[Stored data]
---
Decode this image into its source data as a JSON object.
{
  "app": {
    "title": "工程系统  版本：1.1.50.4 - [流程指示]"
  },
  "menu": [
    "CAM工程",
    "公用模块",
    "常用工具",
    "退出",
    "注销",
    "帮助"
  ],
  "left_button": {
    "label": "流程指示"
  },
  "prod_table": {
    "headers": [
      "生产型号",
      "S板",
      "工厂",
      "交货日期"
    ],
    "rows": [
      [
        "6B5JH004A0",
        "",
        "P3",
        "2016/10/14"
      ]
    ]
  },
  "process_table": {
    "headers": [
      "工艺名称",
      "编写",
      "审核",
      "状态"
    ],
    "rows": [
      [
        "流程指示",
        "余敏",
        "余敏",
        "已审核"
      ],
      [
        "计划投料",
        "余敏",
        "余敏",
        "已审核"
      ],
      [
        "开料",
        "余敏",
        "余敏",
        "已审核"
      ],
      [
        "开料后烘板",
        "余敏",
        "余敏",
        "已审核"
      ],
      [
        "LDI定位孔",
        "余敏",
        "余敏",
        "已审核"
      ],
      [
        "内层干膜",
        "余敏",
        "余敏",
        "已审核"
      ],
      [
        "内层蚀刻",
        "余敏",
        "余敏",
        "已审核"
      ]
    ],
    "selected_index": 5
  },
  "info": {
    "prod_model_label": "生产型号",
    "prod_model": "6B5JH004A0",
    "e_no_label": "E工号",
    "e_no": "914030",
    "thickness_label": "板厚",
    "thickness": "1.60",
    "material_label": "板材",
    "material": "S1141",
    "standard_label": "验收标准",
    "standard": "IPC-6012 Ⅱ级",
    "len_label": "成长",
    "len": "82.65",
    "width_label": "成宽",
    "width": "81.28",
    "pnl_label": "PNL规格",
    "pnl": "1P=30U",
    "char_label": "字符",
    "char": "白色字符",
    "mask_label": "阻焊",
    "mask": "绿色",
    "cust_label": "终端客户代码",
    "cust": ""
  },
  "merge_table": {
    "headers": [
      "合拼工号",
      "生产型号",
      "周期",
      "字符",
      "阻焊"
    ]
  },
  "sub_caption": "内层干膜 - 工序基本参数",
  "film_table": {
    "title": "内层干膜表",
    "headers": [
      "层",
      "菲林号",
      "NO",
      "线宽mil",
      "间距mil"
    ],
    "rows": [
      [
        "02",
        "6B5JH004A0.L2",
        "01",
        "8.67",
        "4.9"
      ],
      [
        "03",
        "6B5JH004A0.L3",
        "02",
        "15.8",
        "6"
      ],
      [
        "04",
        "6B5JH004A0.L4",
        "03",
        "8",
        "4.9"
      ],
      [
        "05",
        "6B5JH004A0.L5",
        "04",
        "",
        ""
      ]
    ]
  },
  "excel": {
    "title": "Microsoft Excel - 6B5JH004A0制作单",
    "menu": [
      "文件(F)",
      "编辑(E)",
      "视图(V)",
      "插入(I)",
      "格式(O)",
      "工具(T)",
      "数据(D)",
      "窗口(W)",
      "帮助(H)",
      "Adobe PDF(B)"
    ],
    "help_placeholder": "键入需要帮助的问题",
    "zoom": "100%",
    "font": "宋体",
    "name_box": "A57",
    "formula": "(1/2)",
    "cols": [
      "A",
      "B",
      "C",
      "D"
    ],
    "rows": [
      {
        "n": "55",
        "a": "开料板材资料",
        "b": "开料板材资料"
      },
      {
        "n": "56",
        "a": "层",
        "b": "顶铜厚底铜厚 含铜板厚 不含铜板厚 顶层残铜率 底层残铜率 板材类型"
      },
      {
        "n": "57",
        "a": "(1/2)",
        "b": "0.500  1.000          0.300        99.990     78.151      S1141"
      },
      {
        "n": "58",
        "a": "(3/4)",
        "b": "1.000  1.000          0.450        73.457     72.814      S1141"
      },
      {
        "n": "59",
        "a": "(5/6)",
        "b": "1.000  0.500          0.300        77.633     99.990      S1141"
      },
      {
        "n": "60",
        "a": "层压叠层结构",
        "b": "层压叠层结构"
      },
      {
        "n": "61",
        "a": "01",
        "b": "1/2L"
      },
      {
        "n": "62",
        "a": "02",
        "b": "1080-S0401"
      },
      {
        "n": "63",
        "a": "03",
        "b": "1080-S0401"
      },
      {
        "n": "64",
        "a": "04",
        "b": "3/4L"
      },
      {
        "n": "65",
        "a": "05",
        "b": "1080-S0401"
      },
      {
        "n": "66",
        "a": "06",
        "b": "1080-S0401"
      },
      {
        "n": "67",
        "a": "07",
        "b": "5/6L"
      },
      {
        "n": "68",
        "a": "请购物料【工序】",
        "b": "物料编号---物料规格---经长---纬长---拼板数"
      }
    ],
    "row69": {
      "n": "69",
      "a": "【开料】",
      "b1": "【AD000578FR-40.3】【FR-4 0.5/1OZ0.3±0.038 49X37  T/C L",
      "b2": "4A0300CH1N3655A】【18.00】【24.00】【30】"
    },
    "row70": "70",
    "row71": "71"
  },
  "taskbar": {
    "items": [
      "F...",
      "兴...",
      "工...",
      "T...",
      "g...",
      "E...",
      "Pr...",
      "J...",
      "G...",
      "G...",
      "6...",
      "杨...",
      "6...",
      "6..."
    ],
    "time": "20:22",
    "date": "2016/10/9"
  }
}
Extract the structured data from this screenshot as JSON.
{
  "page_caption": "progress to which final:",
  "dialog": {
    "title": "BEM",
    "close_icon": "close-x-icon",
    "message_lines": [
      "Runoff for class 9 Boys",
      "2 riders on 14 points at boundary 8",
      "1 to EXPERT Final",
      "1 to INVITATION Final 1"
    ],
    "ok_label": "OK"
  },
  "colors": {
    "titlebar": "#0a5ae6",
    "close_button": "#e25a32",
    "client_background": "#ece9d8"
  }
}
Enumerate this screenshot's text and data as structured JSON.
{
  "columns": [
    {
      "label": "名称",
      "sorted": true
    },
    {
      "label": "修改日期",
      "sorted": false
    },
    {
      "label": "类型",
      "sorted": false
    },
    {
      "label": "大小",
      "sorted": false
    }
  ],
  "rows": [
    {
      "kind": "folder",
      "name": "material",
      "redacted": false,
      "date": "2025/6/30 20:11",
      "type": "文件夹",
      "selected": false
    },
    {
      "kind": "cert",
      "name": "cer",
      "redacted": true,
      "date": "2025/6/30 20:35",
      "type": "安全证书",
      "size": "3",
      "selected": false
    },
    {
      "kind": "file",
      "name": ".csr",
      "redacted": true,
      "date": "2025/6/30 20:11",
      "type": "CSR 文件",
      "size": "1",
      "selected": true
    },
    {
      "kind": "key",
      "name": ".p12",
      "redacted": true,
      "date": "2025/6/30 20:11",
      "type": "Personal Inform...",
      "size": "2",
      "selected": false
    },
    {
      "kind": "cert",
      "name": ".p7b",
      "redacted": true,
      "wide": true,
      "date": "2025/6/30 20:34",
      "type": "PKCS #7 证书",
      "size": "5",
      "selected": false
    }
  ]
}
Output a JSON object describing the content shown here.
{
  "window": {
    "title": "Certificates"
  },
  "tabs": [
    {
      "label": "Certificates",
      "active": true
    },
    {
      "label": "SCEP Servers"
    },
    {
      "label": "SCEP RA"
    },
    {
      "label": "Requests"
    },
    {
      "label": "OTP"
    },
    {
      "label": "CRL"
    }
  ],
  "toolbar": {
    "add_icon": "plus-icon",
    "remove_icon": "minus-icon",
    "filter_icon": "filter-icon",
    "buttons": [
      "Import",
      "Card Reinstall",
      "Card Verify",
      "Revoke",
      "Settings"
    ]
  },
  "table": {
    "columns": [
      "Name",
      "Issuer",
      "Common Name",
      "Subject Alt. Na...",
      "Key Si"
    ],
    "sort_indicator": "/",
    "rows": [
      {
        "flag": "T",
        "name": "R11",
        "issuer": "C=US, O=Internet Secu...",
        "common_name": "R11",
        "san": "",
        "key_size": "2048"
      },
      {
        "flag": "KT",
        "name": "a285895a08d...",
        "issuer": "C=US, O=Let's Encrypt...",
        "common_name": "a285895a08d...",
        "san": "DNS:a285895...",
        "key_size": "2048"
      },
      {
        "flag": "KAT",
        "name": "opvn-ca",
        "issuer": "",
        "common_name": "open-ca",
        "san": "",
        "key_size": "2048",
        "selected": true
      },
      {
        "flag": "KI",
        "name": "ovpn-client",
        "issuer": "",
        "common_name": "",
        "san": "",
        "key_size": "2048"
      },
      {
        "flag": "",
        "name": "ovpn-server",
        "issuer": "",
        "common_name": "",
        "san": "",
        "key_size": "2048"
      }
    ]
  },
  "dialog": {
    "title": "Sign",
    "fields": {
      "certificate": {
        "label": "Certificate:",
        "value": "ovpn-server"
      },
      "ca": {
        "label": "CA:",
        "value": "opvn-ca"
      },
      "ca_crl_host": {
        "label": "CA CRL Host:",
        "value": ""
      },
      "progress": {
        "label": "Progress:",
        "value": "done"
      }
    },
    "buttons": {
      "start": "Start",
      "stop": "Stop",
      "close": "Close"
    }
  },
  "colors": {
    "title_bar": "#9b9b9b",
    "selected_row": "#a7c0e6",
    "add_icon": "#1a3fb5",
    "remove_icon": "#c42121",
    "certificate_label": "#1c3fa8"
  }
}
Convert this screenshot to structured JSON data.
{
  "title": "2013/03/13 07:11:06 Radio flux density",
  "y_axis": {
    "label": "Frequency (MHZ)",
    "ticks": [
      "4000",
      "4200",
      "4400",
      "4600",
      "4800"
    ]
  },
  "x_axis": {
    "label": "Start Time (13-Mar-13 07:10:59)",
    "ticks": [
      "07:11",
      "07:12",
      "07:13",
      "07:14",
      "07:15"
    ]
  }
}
---
• [Aim]:
Using the records above, please retype only the run of lines from the line holding "Convert this screenshot" through the last line, both ends included.

• [Finished task]:
Convert this screenshot to structured JSON data.
{
  "title": "2013/03/13 07:11:06 Radio flux density",
  "y_axis": {
    "label": "Frequency (MHZ)",
    "ticks": [
      "4000",
      "4200",
      "4400",
      "4600",
      "4800"
    ]
  },
  "x_axis": {
    "label": "Start Time (13-Mar-13 07:10:59)",
    "ticks": [
      "07:11",
      "07:12",
      "07:13",
      "07:14",
      "07:15"
    ]
  }
}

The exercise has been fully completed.